§ **Goal**:
Count the lines in the data below where the string "this" occurs, please, and give the number alone.

§ **Material supplied**:
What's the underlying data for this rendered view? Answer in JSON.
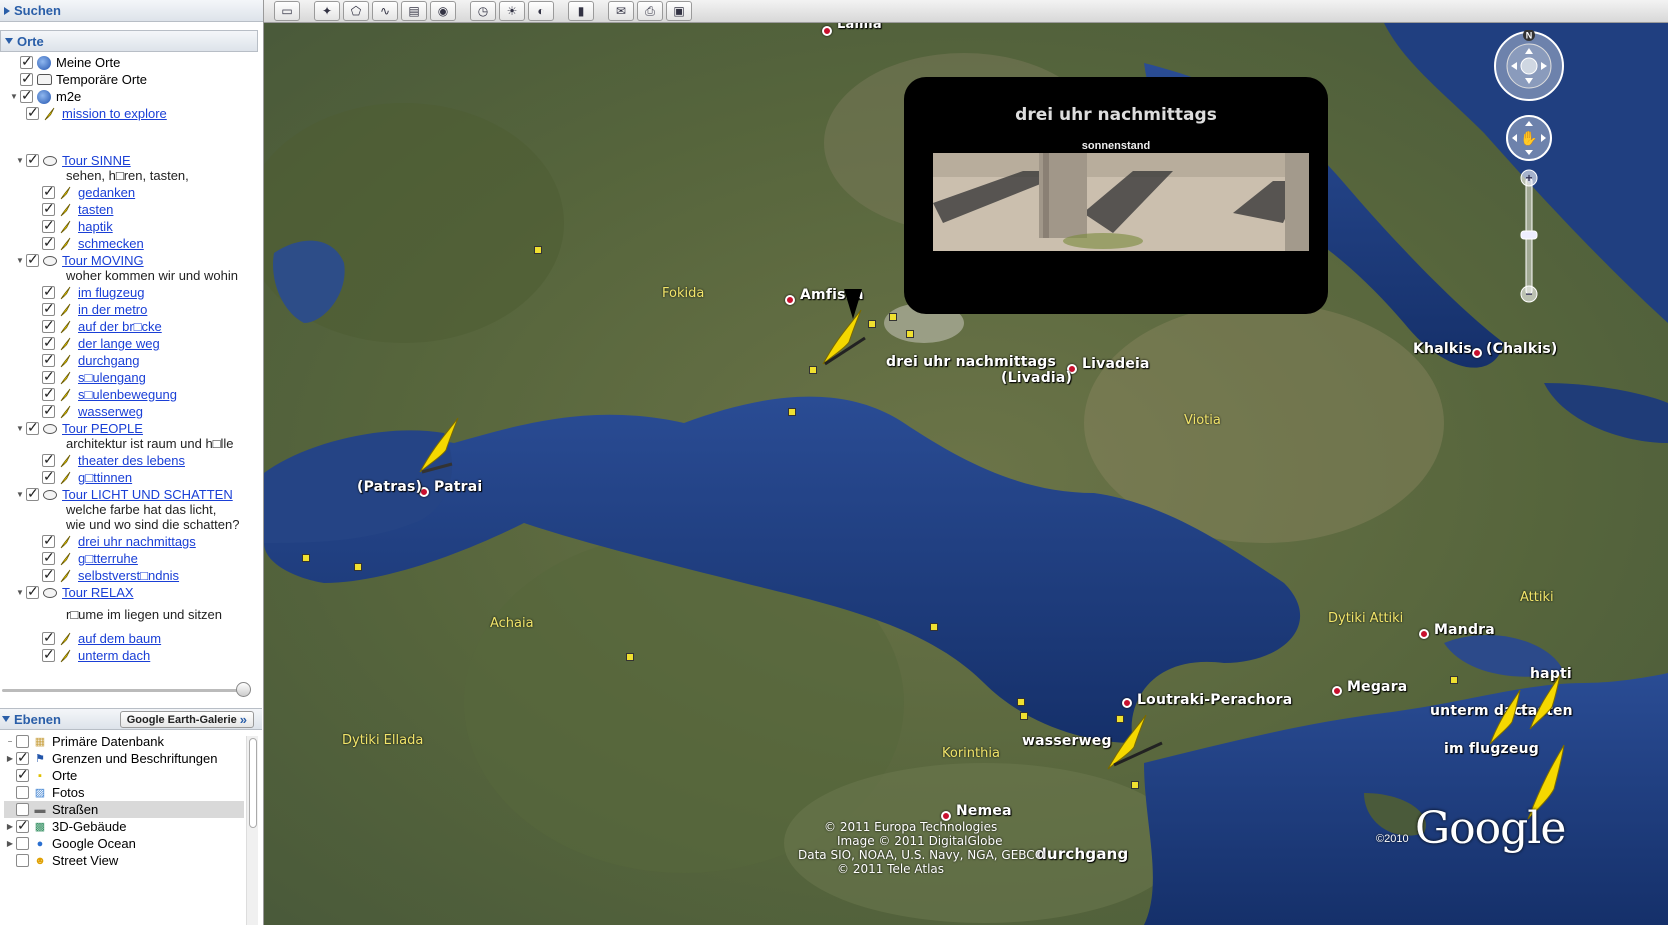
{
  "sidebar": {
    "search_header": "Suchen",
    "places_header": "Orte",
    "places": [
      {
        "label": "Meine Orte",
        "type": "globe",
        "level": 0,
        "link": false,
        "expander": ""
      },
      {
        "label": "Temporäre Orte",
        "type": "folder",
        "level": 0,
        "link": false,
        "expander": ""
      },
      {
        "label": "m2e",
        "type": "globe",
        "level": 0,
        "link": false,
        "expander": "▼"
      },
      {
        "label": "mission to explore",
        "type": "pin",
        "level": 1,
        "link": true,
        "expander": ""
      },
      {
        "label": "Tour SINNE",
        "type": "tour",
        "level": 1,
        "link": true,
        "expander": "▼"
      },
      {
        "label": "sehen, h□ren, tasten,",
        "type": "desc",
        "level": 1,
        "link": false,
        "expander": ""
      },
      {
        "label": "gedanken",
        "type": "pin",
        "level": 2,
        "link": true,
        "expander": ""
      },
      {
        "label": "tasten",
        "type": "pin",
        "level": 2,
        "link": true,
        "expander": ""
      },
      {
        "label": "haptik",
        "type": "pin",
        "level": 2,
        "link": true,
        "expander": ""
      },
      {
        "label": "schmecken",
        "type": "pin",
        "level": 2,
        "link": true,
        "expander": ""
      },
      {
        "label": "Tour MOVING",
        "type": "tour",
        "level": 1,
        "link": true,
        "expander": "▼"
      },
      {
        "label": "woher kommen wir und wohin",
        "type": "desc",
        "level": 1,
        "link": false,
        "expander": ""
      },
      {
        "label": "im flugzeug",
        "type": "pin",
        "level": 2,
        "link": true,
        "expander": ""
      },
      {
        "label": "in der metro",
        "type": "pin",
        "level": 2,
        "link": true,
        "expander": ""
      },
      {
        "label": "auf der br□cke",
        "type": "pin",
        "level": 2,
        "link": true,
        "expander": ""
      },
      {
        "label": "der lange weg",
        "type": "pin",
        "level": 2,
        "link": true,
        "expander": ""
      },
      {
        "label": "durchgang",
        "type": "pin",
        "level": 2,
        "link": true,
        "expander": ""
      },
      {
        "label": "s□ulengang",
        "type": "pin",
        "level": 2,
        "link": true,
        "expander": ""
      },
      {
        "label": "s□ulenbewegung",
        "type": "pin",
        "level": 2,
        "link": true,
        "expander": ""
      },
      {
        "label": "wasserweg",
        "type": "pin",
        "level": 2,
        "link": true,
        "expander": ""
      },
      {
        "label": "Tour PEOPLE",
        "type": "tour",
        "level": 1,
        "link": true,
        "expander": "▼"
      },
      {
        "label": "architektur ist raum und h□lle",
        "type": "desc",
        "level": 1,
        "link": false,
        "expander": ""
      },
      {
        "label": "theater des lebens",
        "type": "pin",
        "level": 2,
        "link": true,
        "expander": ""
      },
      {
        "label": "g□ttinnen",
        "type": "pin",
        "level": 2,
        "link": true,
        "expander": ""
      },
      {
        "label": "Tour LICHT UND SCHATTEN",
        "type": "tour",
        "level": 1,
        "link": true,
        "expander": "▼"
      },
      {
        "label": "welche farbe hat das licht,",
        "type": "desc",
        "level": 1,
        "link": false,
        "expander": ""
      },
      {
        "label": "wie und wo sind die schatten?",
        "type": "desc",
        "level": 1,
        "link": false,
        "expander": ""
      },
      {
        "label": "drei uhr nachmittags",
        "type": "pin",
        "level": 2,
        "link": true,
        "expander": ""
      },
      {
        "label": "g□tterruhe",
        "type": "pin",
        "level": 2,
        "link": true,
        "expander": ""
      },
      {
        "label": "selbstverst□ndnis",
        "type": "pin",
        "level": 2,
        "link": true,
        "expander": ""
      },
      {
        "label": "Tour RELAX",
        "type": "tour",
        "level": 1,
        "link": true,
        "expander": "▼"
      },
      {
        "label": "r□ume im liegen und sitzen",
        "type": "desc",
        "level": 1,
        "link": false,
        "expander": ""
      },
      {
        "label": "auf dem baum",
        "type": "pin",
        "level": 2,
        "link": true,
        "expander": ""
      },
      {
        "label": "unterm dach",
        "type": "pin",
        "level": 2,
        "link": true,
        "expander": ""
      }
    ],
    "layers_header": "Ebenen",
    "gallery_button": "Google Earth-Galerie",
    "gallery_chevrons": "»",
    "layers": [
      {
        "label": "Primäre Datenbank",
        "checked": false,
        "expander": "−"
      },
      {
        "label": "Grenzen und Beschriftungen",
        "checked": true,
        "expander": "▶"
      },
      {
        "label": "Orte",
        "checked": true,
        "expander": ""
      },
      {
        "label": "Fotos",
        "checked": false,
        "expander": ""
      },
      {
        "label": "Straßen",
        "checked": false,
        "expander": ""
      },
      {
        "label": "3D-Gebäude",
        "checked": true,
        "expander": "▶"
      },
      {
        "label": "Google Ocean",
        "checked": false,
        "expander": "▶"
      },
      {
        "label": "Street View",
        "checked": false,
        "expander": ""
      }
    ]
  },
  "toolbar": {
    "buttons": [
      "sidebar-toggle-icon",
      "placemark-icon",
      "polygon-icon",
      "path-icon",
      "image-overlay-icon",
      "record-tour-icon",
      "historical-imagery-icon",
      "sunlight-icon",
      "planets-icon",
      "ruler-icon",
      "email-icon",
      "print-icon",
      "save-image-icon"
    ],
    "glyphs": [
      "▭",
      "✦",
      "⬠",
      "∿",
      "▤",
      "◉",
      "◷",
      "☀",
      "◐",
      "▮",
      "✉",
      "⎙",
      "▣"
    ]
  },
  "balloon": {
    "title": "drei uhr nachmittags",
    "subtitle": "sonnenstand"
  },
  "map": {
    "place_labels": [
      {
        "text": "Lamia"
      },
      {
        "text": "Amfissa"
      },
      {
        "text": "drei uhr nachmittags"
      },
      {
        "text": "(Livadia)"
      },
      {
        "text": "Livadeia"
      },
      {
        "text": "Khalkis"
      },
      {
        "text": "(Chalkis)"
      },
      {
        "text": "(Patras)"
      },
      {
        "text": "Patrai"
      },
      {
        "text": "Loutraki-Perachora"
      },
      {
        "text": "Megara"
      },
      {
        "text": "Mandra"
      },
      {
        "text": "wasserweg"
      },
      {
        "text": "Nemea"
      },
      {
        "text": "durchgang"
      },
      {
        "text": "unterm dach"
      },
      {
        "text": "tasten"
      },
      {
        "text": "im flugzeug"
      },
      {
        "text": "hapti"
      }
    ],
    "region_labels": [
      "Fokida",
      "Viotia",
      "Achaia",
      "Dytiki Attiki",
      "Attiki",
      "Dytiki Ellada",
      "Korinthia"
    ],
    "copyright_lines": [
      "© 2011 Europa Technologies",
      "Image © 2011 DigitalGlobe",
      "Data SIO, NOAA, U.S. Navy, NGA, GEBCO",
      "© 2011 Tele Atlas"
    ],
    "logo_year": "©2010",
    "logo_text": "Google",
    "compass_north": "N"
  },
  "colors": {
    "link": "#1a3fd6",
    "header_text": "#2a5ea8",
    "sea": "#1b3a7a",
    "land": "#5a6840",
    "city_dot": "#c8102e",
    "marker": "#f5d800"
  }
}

==

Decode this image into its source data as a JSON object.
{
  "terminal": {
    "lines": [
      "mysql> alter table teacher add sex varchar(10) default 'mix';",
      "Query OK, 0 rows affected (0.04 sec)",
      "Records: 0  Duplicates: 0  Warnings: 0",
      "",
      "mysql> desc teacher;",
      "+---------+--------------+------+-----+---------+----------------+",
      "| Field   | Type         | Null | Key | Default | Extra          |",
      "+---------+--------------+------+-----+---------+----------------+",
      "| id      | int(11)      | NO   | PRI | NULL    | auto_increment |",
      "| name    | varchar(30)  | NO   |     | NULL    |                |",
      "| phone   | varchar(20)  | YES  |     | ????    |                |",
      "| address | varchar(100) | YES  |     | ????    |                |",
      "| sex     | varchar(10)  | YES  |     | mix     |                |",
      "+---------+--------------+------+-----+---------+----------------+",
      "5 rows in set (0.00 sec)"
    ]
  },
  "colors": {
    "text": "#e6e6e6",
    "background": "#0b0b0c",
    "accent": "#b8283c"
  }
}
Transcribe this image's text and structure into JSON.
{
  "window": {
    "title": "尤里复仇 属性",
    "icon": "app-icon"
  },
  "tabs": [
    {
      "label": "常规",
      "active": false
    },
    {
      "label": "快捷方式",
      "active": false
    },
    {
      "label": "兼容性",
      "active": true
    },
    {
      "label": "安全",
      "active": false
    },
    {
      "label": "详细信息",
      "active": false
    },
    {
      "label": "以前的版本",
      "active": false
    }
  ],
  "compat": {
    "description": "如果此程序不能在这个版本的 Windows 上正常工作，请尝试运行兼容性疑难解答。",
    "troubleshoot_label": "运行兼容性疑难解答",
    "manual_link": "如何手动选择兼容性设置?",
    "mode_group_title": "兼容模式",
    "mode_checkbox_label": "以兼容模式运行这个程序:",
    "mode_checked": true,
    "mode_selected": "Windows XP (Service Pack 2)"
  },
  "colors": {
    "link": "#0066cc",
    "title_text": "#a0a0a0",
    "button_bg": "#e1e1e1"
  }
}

--

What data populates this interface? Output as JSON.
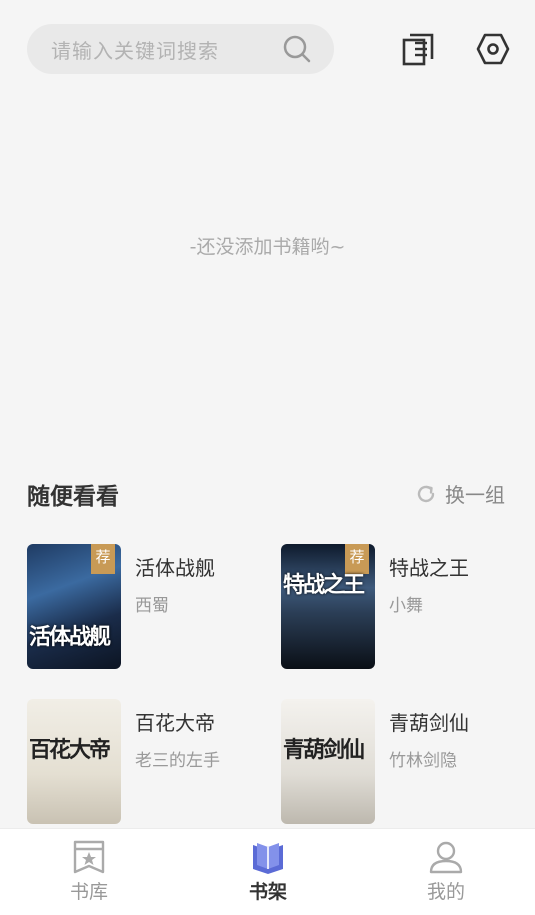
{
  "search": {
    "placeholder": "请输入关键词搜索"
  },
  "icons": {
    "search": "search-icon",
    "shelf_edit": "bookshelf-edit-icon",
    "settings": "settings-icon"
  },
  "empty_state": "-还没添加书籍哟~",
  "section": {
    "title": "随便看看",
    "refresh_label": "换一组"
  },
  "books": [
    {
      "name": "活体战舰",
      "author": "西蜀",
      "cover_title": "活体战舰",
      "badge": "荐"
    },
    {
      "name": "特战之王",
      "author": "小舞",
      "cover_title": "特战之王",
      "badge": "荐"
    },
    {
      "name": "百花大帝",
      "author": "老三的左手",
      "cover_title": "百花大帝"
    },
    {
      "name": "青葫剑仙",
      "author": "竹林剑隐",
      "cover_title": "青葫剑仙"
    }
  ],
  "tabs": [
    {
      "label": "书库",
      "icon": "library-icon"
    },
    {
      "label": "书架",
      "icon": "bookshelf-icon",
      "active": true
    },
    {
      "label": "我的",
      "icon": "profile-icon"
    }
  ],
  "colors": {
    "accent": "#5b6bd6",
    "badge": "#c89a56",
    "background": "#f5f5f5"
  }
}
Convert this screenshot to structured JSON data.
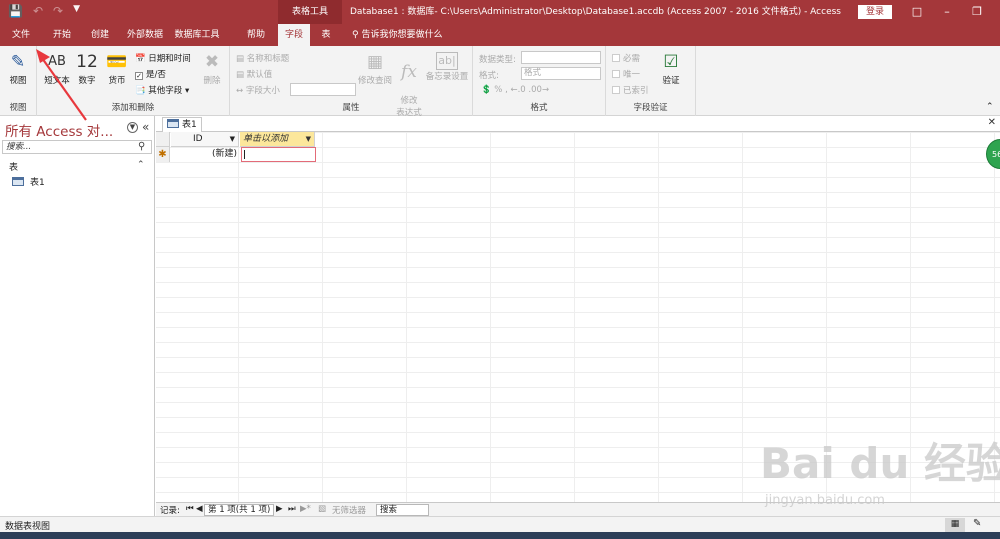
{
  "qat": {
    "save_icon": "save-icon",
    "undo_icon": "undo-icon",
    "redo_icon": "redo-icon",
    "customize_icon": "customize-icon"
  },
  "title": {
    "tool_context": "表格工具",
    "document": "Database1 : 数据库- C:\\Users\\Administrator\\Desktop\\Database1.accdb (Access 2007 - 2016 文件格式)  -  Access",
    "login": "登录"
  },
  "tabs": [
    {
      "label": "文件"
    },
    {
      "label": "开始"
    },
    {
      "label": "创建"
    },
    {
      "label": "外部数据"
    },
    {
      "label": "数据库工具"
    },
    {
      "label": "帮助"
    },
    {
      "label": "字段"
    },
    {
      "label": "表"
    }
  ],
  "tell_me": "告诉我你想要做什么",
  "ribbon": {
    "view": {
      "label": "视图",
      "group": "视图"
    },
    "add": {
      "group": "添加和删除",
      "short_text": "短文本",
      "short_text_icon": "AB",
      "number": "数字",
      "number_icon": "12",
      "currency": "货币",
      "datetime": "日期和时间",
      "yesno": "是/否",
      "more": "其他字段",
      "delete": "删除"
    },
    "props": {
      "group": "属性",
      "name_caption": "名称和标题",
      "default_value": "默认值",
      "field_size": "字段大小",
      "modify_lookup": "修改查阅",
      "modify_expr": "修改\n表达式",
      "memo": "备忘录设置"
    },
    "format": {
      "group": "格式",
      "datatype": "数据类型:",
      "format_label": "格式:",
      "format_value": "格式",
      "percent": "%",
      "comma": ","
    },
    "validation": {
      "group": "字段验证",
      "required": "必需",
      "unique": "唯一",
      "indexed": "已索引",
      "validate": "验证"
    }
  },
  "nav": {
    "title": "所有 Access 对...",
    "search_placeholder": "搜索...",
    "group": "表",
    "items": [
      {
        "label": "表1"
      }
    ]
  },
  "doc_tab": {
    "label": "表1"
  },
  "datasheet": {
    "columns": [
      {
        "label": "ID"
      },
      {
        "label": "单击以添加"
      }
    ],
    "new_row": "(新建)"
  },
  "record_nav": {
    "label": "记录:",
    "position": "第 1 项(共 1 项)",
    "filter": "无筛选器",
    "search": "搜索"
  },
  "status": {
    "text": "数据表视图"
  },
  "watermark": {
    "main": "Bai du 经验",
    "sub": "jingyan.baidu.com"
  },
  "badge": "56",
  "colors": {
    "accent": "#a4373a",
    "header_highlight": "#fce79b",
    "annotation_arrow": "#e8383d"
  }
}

§ **Task answer**:
5